▶ [MASALAH YANG DIPECAHKAN]:
Cetak ulang baris-baris di bawah ini tanpa perubahan apa pun, mulai dari baris yang memuat "text-line: 16.尽可能的使用 varchar" dan berakhir pada baris yang memuat "text-line: 19.临时表并不是不可使用，适当地使用它们可以使某些例程更有效，例如，当需要重复… —", termasuk kedua baris tersebut.

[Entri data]
★ ★ ★ ★
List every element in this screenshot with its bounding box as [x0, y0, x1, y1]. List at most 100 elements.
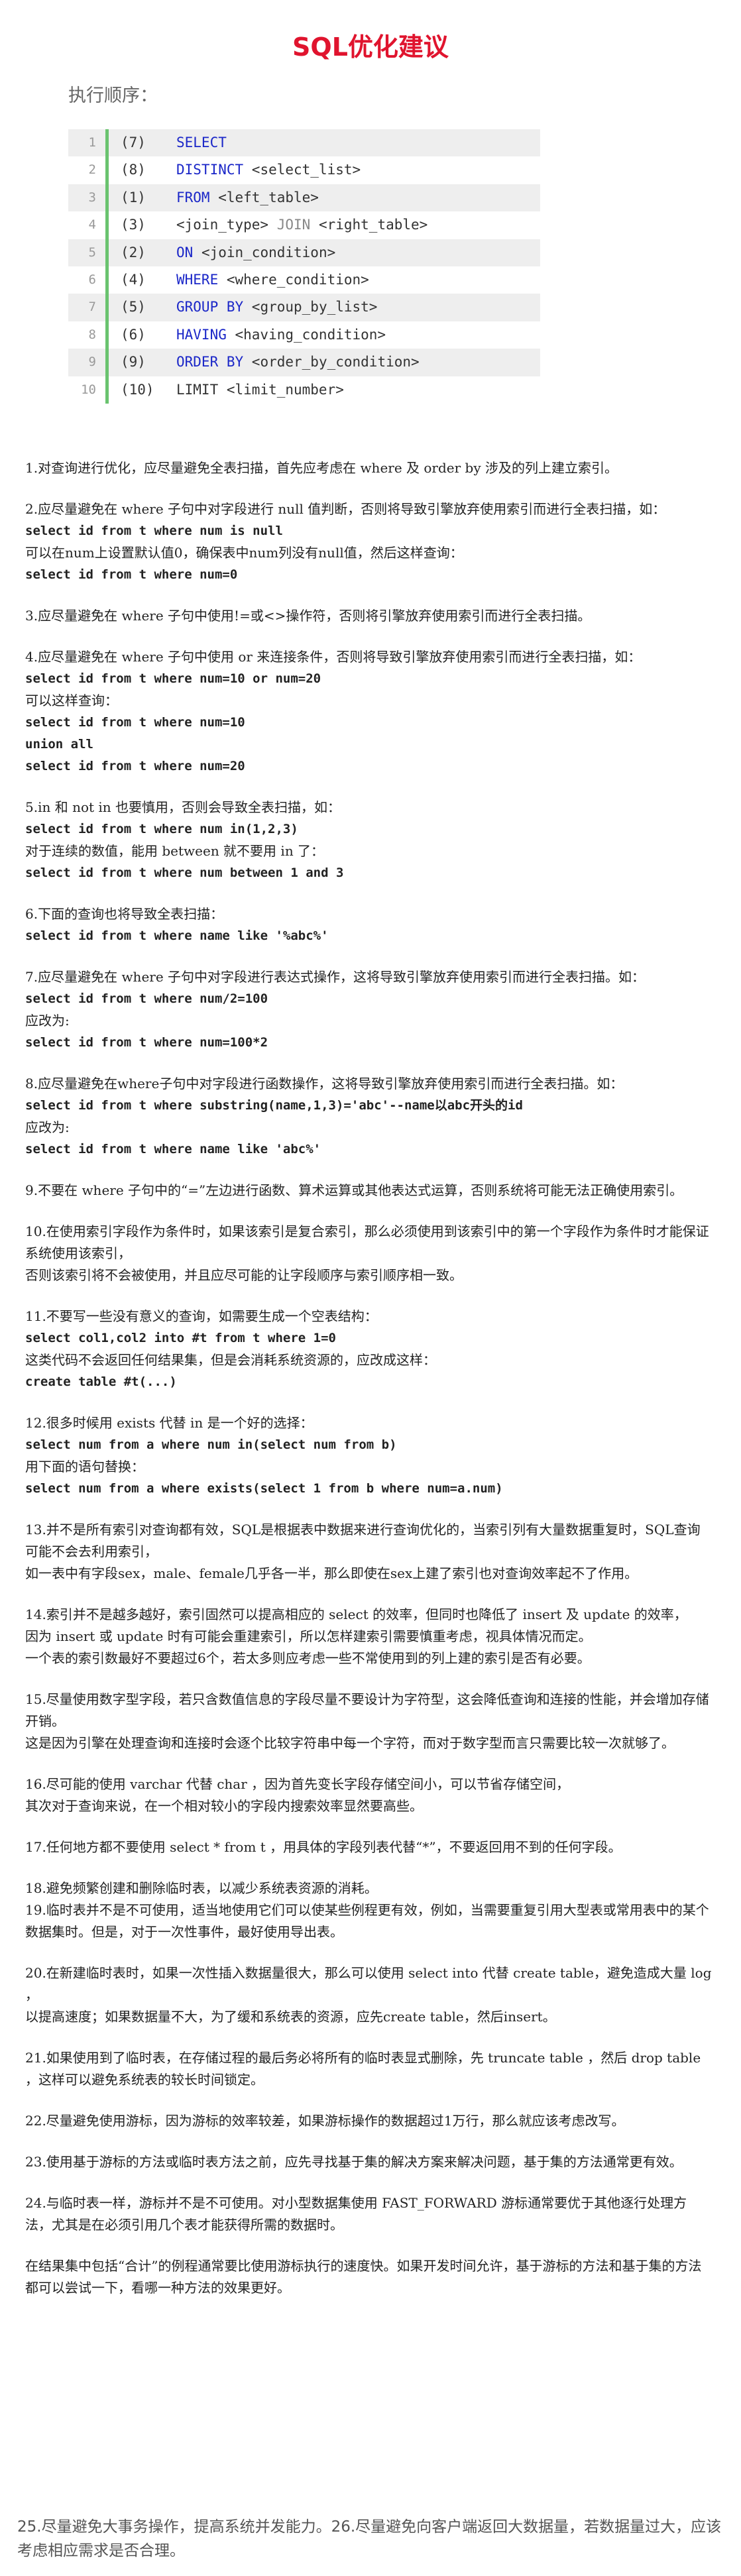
text-line: 16.尽可能的使用 varchar 代替 char ，因为首先变长字段存储空间小… — [25, 1776, 570, 1792]
tip-paragraph: 18.避免频繁创建和删除临时表，以减少系统表资源的消耗。 19.临时表并不是不可使… — [25, 1877, 713, 1943]
code-line: 4 (3) <join_type> JOIN <right_table> — [68, 211, 540, 239]
tip-paragraph: 在结果集中包括“合计”的例程通常要比使用游标执行的速度快。如果开发时间允许，基于… — [25, 2255, 713, 2299]
line-number: 2 — [88, 162, 96, 178]
text-line: 应改为: — [25, 1013, 70, 1029]
tip-paragraph: 22.尽量避免使用游标，因为游标的效率较差，如果游标操作的数据超过1万行，那么就… — [25, 2110, 713, 2132]
text-line: 2.应尽量避免在 where 子句中对字段进行 null 值判断，否则将导致引擎… — [25, 501, 666, 517]
sql-keyword-muted: JOIN — [276, 217, 311, 233]
execution-step: (4) — [121, 271, 146, 288]
text-line: 在结果集中包括“合计”的例程通常要比使用游标执行的速度快。如果开发时间允许，基于… — [25, 2258, 702, 2296]
tip-paragraph: 16.尽可能的使用 varchar 代替 char ，因为首先变长字段存储空间小… — [25, 1773, 713, 1817]
text-line: 19.临时表并不是不可使用，适当地使用它们可以使某些例程更有效，例如，当需要重复… — [25, 1902, 709, 1940]
sql-keyword: ON — [176, 244, 194, 260]
code-example-line: select id from t where num=20 — [25, 759, 245, 773]
text-line: 这是因为引擎在处理查询和连接时会逐个比较字符串中每一个字符，而对于数字型而言只需… — [25, 1735, 675, 1751]
tip-paragraph: 12.很多时候用 exists 代替 in 是一个好的选择： select num… — [25, 1412, 713, 1500]
text-line: 23.使用基于游标的方法或临时表方法之前，应先寻找基于集的解决方案来解决问题，基… — [25, 2154, 683, 2170]
code-example-line: select num from a where num in(select nu… — [25, 1437, 397, 1452]
text-line: 对于连续的数值，能用 between 就不要用 in 了： — [25, 843, 325, 859]
text-line: 6.下面的查询也将导致全表扫描： — [25, 906, 224, 922]
text-line: 15.尽量使用数字型字段，若只含数值信息的字段尽量不要设计为字符型，这会降低查询… — [25, 1691, 709, 1729]
tip-paragraph: 13.并不是所有索引对查询都有效，SQL是根据表中数据来进行查询优化的，当索引列… — [25, 1519, 713, 1585]
code-example-line: select col1,col2 into #t from t where 1=… — [25, 1331, 336, 1345]
tip-paragraph: 17.任何地方都不要使用 select * from t ，用具体的字段列表代替… — [25, 1836, 713, 1858]
sql-clause: <having_condition> — [226, 326, 386, 343]
code-text: <join_type> JOIN <right_table> — [176, 211, 428, 239]
code-line: 8 (6) HAVING <having_condition> — [68, 321, 540, 349]
tip-paragraph: 4.应尽量避免在 where 子句中使用 or 来连接条件，否则将导致引擎放弃使… — [25, 646, 713, 777]
text-line: 这类代码不会返回任何结果集，但是会消耗系统资源的，应改成这样： — [25, 1352, 436, 1368]
code-text: FROM <left_table> — [176, 184, 319, 211]
text-line: 因为 insert 或 update 时有可能会重建索引，所以怎样建索引需要慎重… — [25, 1628, 592, 1644]
code-example-line: select id from t where name like '%abc%' — [25, 928, 329, 943]
line-number: 10 — [81, 382, 96, 397]
sql-keyword: SELECT — [176, 135, 227, 150]
code-line: 1 (7) SELECT — [68, 129, 540, 157]
text-line: 用下面的语句替换： — [25, 1459, 144, 1475]
code-example-line: select id from t where substring(name,1,… — [25, 1098, 523, 1113]
sql-keyword: HAVING — [176, 326, 227, 343]
line-number: 6 — [88, 272, 96, 287]
line-number: 4 — [88, 217, 96, 233]
sql-clause: <select_list> — [243, 162, 361, 178]
execution-order-code-block: 1 (7) SELECT 2 (8) DISTINCT <select_list> 3 (1)… — [68, 129, 540, 404]
footer-text: 25.尽量避免大事务操作，提高系统并发能力。26.尽量避免向客户端返回大数据量，… — [17, 2518, 722, 2559]
code-text: SELECT — [176, 129, 227, 156]
text-line: 18.避免频繁创建和删除临时表，以减少系统表资源的消耗。 — [25, 1880, 378, 1896]
tip-paragraph: 14.索引并不是越多越好，索引固然可以提高相应的 select 的效率，但同时也… — [25, 1604, 713, 1669]
code-line: 2 (8) DISTINCT <select_list> — [68, 156, 540, 184]
text-line: 如一表中有字段sex，male、female几乎各一半，那么即使在sex上建了索… — [25, 1565, 638, 1581]
text-line: 14.索引并不是越多越好，索引固然可以提高相应的 select 的效率，但同时也… — [25, 1606, 687, 1622]
text-line: 21.如果使用到了临时表，在存储过程的最后务必将所有的临时表显式删除，先 tru… — [25, 2050, 705, 2088]
text-line: 以提高速度；如果数据量不大，为了缓和系统表的资源，应先create table，… — [25, 2009, 556, 2025]
code-line: 9 (9) ORDER BY <order_by_condition> — [68, 349, 540, 376]
code-example-line: select id from t where num between 1 and… — [25, 866, 344, 880]
line-number: 8 — [88, 327, 96, 342]
text-line: 9.不要在 where 子句中的“=”左边进行函数、算术运算或其他表达式运算，否… — [25, 1182, 683, 1198]
code-example-line: create table #t(...) — [25, 1374, 177, 1389]
text-line: 5.in 和 not in 也要慎用，否则会导致全表扫描，如： — [25, 799, 341, 815]
code-example-line: select id from t where num/2=100 — [25, 991, 268, 1006]
code-text: WHERE <where_condition> — [176, 266, 369, 294]
sql-clause: LIMIT <limit_number> — [176, 381, 344, 398]
code-line: 6 (4) WHERE <where_condition> — [68, 266, 540, 294]
line-number: 7 — [88, 300, 96, 315]
text-line: 20.在新建临时表时，如果一次性插入数据量很大，那么可以使用 select in… — [25, 1965, 716, 2003]
sql-clause: <join_type> — [176, 217, 277, 233]
sql-clause: <right_table> — [310, 217, 428, 233]
line-number: 5 — [88, 245, 96, 260]
tip-paragraph: 24.与临时表一样，游标并不是不可使用。对小型数据集使用 FAST_FORWAR… — [25, 2192, 713, 2236]
text-line: 4.应尽量避免在 where 子句中使用 or 来连接条件，否则将导致引擎放弃使… — [25, 649, 642, 665]
code-line: 3 (1) FROM <left_table> — [68, 184, 540, 212]
code-example-line: select id from t where num=0 — [25, 567, 238, 582]
text-line: 17.任何地方都不要使用 select * from t ，用具体的字段列表代替… — [25, 1839, 622, 1855]
code-text: GROUP BY <group_by_list> — [176, 294, 377, 321]
sql-clause: <where_condition> — [218, 271, 369, 288]
execution-step: (7) — [121, 135, 146, 150]
execution-step: (5) — [121, 299, 146, 315]
execution-step: (6) — [121, 326, 146, 343]
tip-paragraph: 21.如果使用到了临时表，在存储过程的最后务必将所有的临时表显式删除，先 tru… — [25, 2047, 713, 2091]
text-line: 可以这样查询： — [25, 693, 118, 708]
code-example-line: select num from a where exists(select 1 … — [25, 1481, 503, 1496]
code-example-line: select id from t where name like 'abc%' — [25, 1142, 321, 1156]
tip-paragraph: 5.in 和 not in 也要慎用，否则会导致全表扫描，如： select id… — [25, 797, 713, 884]
code-line: 5 (2) ON <join_condition> — [68, 239, 540, 266]
sql-clause: <group_by_list> — [243, 299, 378, 315]
page-title: SQL优化建议 — [292, 32, 449, 62]
tip-paragraph: 6.下面的查询也将导致全表扫描： select id from t where n… — [25, 903, 713, 947]
line-number: 1 — [88, 135, 96, 150]
code-example-line: select id from t where num=10 or num=20 — [25, 671, 321, 686]
text-line: 可以在num上设置默认值0，确保表中num列没有null值，然后这样查询： — [25, 545, 463, 561]
text-line: 13.并不是所有索引对查询都有效，SQL是根据表中数据来进行查询优化的，当索引列… — [25, 1522, 701, 1559]
code-example-line: select id from t where num is null — [25, 524, 283, 538]
tip-paragraph: 8.应尽量避免在where子句中对字段进行函数操作，这将导致引擎放弃使用索引而进… — [25, 1073, 713, 1160]
text-line: 1.对查询进行优化，应尽量避免全表扫描，首先应考虑在 where 及 order… — [25, 460, 618, 476]
sql-keyword: DISTINCT — [176, 162, 244, 178]
text-line: 否则该索引将不会被使用，并且应尽可能的让字段顺序与索引顺序相一致。 — [25, 1267, 463, 1283]
line-number: 9 — [88, 355, 96, 370]
tip-paragraph: 7.应尽量避免在 where 子句中对字段进行表达式操作，这将导致引擎放弃使用索… — [25, 966, 713, 1054]
text-line: 11.不要写一些没有意义的查询，如需要生成一个空表结构： — [25, 1308, 378, 1324]
code-example-line: union all — [25, 737, 93, 752]
text-line: 22.尽量避免使用游标，因为游标的效率较差，如果游标操作的数据超过1万行，那么就… — [25, 2113, 625, 2129]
★ ★ ★ ★
▶ [LATIHAN YANG SELESAI]:
text-line: 16.尽可能的使用 varchar 代替 char ，因为首先变长字段存储空间小… — [25, 1776, 570, 1792]
tip-paragraph: 18.避免频繁创建和删除临时表，以减少系统表资源的消耗。 19.临时表并不是不可使… — [25, 1877, 713, 1943]
code-line: 4 (3) <join_type> JOIN <right_table> — [68, 211, 540, 239]
tip-paragraph: 在结果集中包括“合计”的例程通常要比使用游标执行的速度快。如果开发时间允许，基于… — [25, 2255, 713, 2299]
line-number: 2 — [88, 162, 96, 178]
text-line: 应改为: — [25, 1013, 70, 1029]
tip-paragraph: 22.尽量避免使用游标，因为游标的效率较差，如果游标操作的数据超过1万行，那么就… — [25, 2110, 713, 2132]
text-line: 2.应尽量避免在 where 子句中对字段进行 null 值判断，否则将导致引擎… — [25, 501, 666, 517]
sql-keyword-muted: JOIN — [276, 217, 311, 233]
execution-step: (4) — [121, 271, 146, 288]
text-line: 在结果集中包括“合计”的例程通常要比使用游标执行的速度快。如果开发时间允许，基于… — [25, 2258, 702, 2296]
tip-paragraph: 16.尽可能的使用 varchar 代替 char ，因为首先变长字段存储空间小… — [25, 1773, 713, 1817]
text-line: 19.临时表并不是不可使用，适当地使用它们可以使某些例程更有效，例如，当需要重复… — [25, 1902, 709, 1940]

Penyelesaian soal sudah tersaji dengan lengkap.